-- Start of GIVEN RECORDS --

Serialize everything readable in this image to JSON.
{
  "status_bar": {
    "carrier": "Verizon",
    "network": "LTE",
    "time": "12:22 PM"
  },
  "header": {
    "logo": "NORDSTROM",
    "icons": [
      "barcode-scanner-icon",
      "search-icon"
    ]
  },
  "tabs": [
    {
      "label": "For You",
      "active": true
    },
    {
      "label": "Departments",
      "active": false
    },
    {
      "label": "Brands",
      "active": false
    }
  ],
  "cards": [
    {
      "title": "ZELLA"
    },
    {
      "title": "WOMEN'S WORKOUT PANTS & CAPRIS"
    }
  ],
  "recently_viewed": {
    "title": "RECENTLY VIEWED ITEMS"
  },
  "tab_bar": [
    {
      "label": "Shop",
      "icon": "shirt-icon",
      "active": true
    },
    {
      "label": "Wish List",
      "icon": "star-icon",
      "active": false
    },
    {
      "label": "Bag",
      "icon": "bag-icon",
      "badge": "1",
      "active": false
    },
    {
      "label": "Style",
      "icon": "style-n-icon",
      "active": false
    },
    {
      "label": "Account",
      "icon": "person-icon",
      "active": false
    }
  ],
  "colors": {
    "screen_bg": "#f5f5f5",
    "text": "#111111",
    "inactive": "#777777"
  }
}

-- End of GIVEN RECORDS --

Reproduce all of the records exactly.

Serialize everything readable in this image to JSON.
{
  "status_bar": {
    "carrier": "Verizon",
    "network": "LTE",
    "time": "12:22 PM"
  },
  "header": {
    "logo": "NORDSTROM",
    "icons": [
      "barcode-scanner-icon",
      "search-icon"
    ]
  },
  "tabs": [
    {
      "label": "For You",
      "active": true
    },
    {
      "label": "Departments",
      "active": false
    },
    {
      "label": "Brands",
      "active": false
    }
  ],
  "cards": [
    {
      "title": "ZELLA"
    },
    {
      "title": "WOMEN'S WORKOUT PANTS & CAPRIS"
    }
  ],
  "recently_viewed": {
    "title": "RECENTLY VIEWED ITEMS"
  },
  "tab_bar": [
    {
      "label": "Shop",
      "icon": "shirt-icon",
      "active": true
    },
    {
      "label": "Wish List",
      "icon": "star-icon",
      "active": false
    },
    {
      "label": "Bag",
      "icon": "bag-icon",
      "badge": "1",
      "active": false
    },
    {
      "label": "Style",
      "icon": "style-n-icon",
      "active": false
    },
    {
      "label": "Account",
      "icon": "person-icon",
      "active": false
    }
  ],
  "colors": {
    "screen_bg": "#f5f5f5",
    "text": "#111111",
    "inactive": "#777777"
  }
}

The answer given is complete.